Listed records →

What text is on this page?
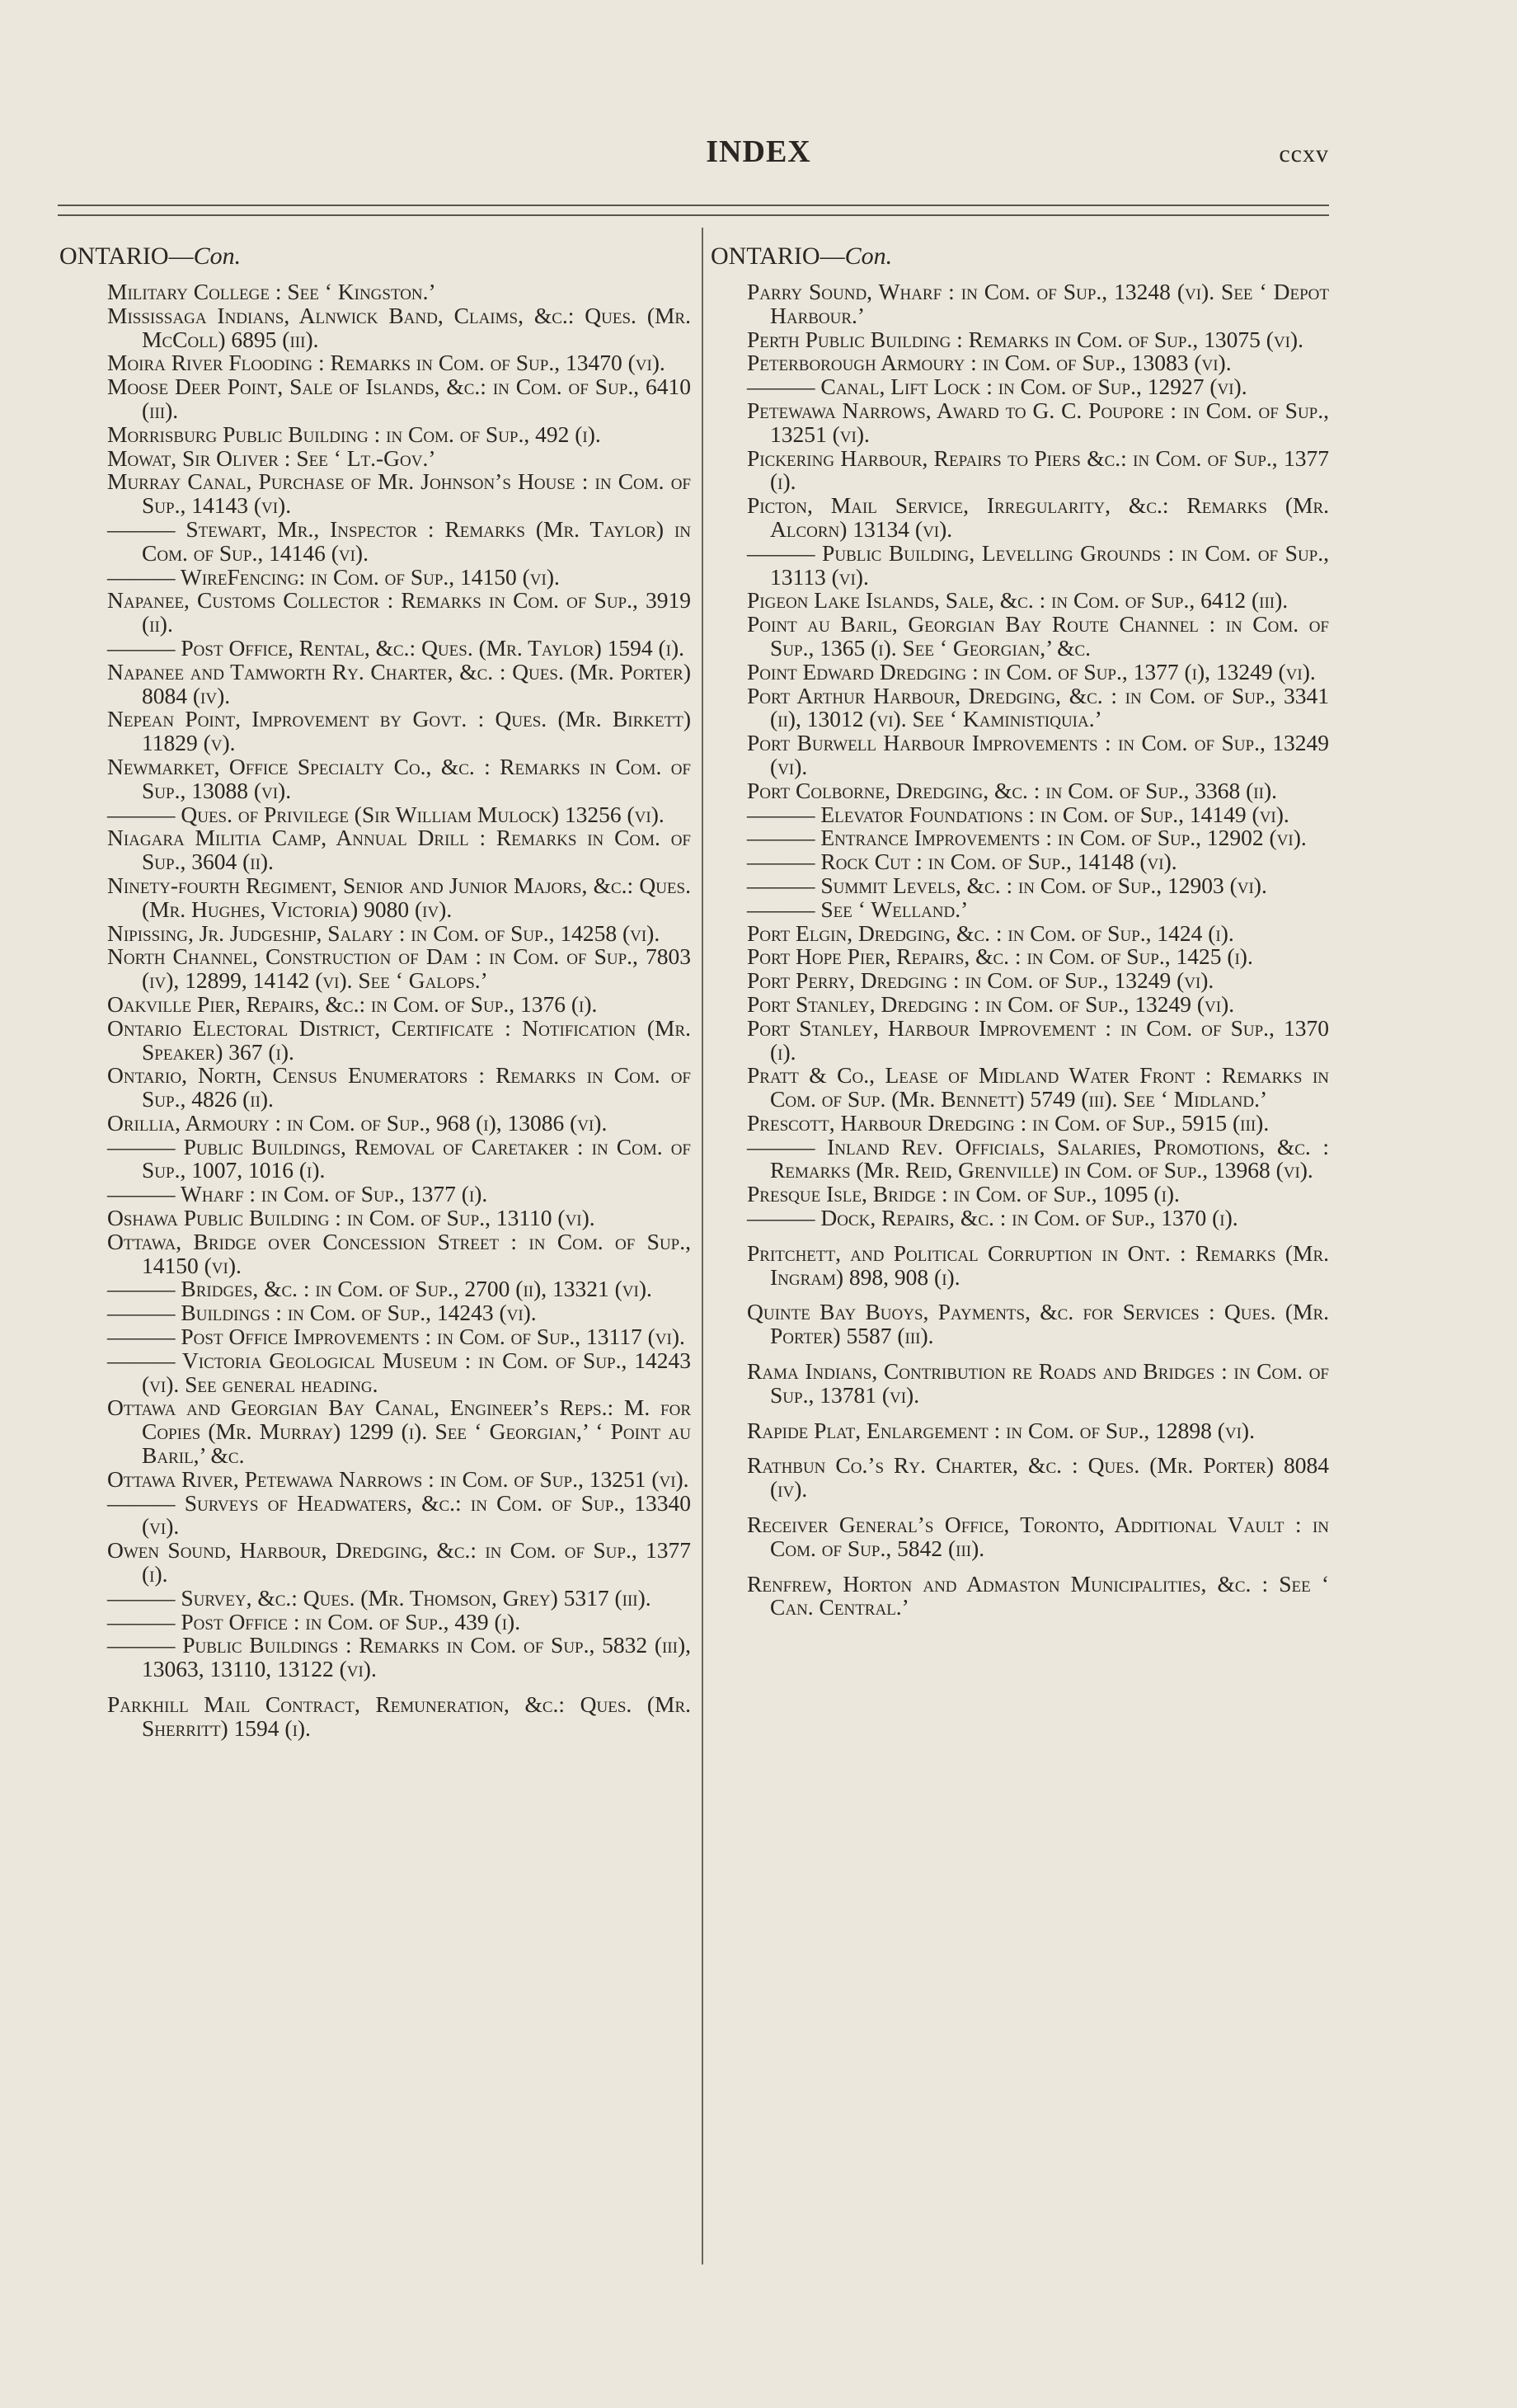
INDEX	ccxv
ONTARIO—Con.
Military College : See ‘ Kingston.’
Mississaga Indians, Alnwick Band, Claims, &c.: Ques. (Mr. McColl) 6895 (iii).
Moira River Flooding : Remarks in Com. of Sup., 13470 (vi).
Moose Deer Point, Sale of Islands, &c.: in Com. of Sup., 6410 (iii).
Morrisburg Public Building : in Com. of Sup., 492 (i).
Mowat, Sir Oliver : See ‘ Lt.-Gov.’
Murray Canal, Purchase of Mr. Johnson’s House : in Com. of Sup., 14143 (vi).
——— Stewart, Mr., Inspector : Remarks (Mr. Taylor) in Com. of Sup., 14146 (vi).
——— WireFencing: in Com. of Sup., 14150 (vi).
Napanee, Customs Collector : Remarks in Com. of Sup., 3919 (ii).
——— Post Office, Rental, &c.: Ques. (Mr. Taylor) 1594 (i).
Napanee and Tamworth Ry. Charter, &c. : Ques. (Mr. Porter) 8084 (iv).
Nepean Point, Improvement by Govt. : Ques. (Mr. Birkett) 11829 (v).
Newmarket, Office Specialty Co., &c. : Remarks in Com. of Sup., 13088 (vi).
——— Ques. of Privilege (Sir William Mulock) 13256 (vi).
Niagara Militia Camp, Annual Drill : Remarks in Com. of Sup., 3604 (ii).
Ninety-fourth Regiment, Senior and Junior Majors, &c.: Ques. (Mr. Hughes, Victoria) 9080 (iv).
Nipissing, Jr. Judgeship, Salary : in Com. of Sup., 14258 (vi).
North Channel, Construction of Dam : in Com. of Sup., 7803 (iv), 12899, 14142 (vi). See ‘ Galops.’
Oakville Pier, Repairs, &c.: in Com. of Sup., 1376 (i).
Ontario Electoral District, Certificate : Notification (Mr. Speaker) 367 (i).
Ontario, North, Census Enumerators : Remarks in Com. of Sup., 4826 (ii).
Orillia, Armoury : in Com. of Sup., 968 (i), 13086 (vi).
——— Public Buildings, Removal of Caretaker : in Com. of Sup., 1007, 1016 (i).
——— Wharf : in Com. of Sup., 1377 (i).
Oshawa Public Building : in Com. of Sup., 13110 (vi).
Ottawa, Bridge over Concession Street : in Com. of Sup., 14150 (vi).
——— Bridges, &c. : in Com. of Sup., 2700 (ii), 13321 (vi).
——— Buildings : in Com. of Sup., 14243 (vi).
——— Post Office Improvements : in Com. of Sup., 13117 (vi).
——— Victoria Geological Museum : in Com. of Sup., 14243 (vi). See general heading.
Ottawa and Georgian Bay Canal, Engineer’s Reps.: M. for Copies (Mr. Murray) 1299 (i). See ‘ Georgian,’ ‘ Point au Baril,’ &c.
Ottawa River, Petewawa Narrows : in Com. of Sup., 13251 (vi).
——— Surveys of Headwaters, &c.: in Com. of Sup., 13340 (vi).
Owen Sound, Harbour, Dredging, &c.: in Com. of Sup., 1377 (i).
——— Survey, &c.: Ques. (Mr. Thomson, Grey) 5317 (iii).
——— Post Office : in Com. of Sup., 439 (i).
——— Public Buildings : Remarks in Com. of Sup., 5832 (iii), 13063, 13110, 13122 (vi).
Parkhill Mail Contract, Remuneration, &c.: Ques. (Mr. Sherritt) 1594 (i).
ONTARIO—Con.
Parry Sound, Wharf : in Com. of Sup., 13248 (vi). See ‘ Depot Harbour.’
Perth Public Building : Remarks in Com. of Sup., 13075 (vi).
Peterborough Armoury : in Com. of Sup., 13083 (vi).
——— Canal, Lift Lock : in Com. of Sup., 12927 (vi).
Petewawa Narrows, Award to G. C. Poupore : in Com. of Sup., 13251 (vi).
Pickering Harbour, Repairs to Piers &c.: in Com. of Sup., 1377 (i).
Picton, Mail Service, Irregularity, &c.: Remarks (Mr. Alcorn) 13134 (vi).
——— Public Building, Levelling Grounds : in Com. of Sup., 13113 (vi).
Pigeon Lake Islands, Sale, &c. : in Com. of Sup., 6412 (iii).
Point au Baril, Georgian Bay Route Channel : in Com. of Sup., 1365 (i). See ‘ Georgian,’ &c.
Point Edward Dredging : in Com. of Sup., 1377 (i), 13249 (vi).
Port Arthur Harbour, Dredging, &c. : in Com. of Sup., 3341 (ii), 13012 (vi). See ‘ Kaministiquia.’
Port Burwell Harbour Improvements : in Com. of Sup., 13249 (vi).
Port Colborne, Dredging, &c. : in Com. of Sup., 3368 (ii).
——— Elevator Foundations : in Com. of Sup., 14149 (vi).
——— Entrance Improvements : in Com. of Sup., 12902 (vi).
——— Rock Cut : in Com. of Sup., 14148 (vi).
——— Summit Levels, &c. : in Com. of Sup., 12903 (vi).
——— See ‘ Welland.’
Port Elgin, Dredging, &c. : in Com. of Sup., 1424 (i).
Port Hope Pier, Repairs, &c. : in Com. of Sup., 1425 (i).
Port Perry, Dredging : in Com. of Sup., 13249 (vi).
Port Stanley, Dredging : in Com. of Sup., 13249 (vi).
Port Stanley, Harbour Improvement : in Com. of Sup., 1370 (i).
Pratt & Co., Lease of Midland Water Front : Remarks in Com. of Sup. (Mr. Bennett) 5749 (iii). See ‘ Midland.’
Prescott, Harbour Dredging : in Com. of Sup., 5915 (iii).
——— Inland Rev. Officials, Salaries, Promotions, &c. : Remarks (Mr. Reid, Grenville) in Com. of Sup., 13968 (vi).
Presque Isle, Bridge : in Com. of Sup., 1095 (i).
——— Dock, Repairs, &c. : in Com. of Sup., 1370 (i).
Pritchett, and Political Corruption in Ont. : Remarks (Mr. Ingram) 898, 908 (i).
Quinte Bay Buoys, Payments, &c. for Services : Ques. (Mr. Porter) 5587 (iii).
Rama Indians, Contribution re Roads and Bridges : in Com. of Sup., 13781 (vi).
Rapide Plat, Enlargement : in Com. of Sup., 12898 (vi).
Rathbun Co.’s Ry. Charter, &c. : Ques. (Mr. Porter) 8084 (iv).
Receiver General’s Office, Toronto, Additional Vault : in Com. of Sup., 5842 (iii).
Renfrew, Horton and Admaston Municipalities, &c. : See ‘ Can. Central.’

What you should do → In the copy, include no pictures; restate the listing above exactly.

Task solution →
What text is on this page?
INDEX	ccxv
ONTARIO—Con.
Military College : See ‘ Kingston.’
Mississaga Indians, Alnwick Band, Claims, &c.: Ques. (Mr. McColl) 6895 (iii).
Moira River Flooding : Remarks in Com. of Sup., 13470 (vi).
Moose Deer Point, Sale of Islands, &c.: in Com. of Sup., 6410 (iii).
Morrisburg Public Building : in Com. of Sup., 492 (i).
Mowat, Sir Oliver : See ‘ Lt.-Gov.’
Murray Canal, Purchase of Mr. Johnson’s House : in Com. of Sup., 14143 (vi).
——— Stewart, Mr., Inspector : Remarks (Mr. Taylor) in Com. of Sup., 14146 (vi).
——— WireFencing: in Com. of Sup., 14150 (vi).
Napanee, Customs Collector : Remarks in Com. of Sup., 3919 (ii).
——— Post Office, Rental, &c.: Ques. (Mr. Taylor) 1594 (i).
Napanee and Tamworth Ry. Charter, &c. : Ques. (Mr. Porter) 8084 (iv).
Nepean Point, Improvement by Govt. : Ques. (Mr. Birkett) 11829 (v).
Newmarket, Office Specialty Co., &c. : Remarks in Com. of Sup., 13088 (vi).
——— Ques. of Privilege (Sir William Mulock) 13256 (vi).
Niagara Militia Camp, Annual Drill : Remarks in Com. of Sup., 3604 (ii).
Ninety-fourth Regiment, Senior and Junior Majors, &c.: Ques. (Mr. Hughes, Victoria) 9080 (iv).
Nipissing, Jr. Judgeship, Salary : in Com. of Sup., 14258 (vi).
North Channel, Construction of Dam : in Com. of Sup., 7803 (iv), 12899, 14142 (vi). See ‘ Galops.’
Oakville Pier, Repairs, &c.: in Com. of Sup., 1376 (i).
Ontario Electoral District, Certificate : Notification (Mr. Speaker) 367 (i).
Ontario, North, Census Enumerators : Remarks in Com. of Sup., 4826 (ii).
Orillia, Armoury : in Com. of Sup., 968 (i), 13086 (vi).
——— Public Buildings, Removal of Caretaker : in Com. of Sup., 1007, 1016 (i).
——— Wharf : in Com. of Sup., 1377 (i).
Oshawa Public Building : in Com. of Sup., 13110 (vi).
Ottawa, Bridge over Concession Street : in Com. of Sup., 14150 (vi).
——— Bridges, &c. : in Com. of Sup., 2700 (ii), 13321 (vi).
——— Buildings : in Com. of Sup., 14243 (vi).
——— Post Office Improvements : in Com. of Sup., 13117 (vi).
——— Victoria Geological Museum : in Com. of Sup., 14243 (vi). See general heading.
Ottawa and Georgian Bay Canal, Engineer’s Reps.: M. for Copies (Mr. Murray) 1299 (i). See ‘ Georgian,’ ‘ Point au Baril,’ &c.
Ottawa River, Petewawa Narrows : in Com. of Sup., 13251 (vi).
——— Surveys of Headwaters, &c.: in Com. of Sup., 13340 (vi).
Owen Sound, Harbour, Dredging, &c.: in Com. of Sup., 1377 (i).
——— Survey, &c.: Ques. (Mr. Thomson, Grey) 5317 (iii).
——— Post Office : in Com. of Sup., 439 (i).
——— Public Buildings : Remarks in Com. of Sup., 5832 (iii), 13063, 13110, 13122 (vi).
Parkhill Mail Contract, Remuneration, &c.: Ques. (Mr. Sherritt) 1594 (i).
ONTARIO—Con.
Parry Sound, Wharf : in Com. of Sup., 13248 (vi). See ‘ Depot Harbour.’
Perth Public Building : Remarks in Com. of Sup., 13075 (vi).
Peterborough Armoury : in Com. of Sup., 13083 (vi).
——— Canal, Lift Lock : in Com. of Sup., 12927 (vi).
Petewawa Narrows, Award to G. C. Poupore : in Com. of Sup., 13251 (vi).
Pickering Harbour, Repairs to Piers &c.: in Com. of Sup., 1377 (i).
Picton, Mail Service, Irregularity, &c.: Remarks (Mr. Alcorn) 13134 (vi).
——— Public Building, Levelling Grounds : in Com. of Sup., 13113 (vi).
Pigeon Lake Islands, Sale, &c. : in Com. of Sup., 6412 (iii).
Point au Baril, Georgian Bay Route Channel : in Com. of Sup., 1365 (i). See ‘ Georgian,’ &c.
Point Edward Dredging : in Com. of Sup., 1377 (i), 13249 (vi).
Port Arthur Harbour, Dredging, &c. : in Com. of Sup., 3341 (ii), 13012 (vi). See ‘ Kaministiquia.’
Port Burwell Harbour Improvements : in Com. of Sup., 13249 (vi).
Port Colborne, Dredging, &c. : in Com. of Sup., 3368 (ii).
——— Elevator Foundations : in Com. of Sup., 14149 (vi).
——— Entrance Improvements : in Com. of Sup., 12902 (vi).
——— Rock Cut : in Com. of Sup., 14148 (vi).
——— Summit Levels, &c. : in Com. of Sup., 12903 (vi).
——— See ‘ Welland.’
Port Elgin, Dredging, &c. : in Com. of Sup., 1424 (i).
Port Hope Pier, Repairs, &c. : in Com. of Sup., 1425 (i).
Port Perry, Dredging : in Com. of Sup., 13249 (vi).
Port Stanley, Dredging : in Com. of Sup., 13249 (vi).
Port Stanley, Harbour Improvement : in Com. of Sup., 1370 (i).
Pratt & Co., Lease of Midland Water Front : Remarks in Com. of Sup. (Mr. Bennett) 5749 (iii). See ‘ Midland.’
Prescott, Harbour Dredging : in Com. of Sup., 5915 (iii).
——— Inland Rev. Officials, Salaries, Promotions, &c. : Remarks (Mr. Reid, Grenville) in Com. of Sup., 13968 (vi).
Presque Isle, Bridge : in Com. of Sup., 1095 (i).
——— Dock, Repairs, &c. : in Com. of Sup., 1370 (i).
Pritchett, and Political Corruption in Ont. : Remarks (Mr. Ingram) 898, 908 (i).
Quinte Bay Buoys, Payments, &c. for Services : Ques. (Mr. Porter) 5587 (iii).
Rama Indians, Contribution re Roads and Bridges : in Com. of Sup., 13781 (vi).
Rapide Plat, Enlargement : in Com. of Sup., 12898 (vi).
Rathbun Co.’s Ry. Charter, &c. : Ques. (Mr. Porter) 8084 (iv).
Receiver General’s Office, Toronto, Additional Vault : in Com. of Sup., 5842 (iii).
Renfrew, Horton and Admaston Municipalities, &c. : See ‘ Can. Central.’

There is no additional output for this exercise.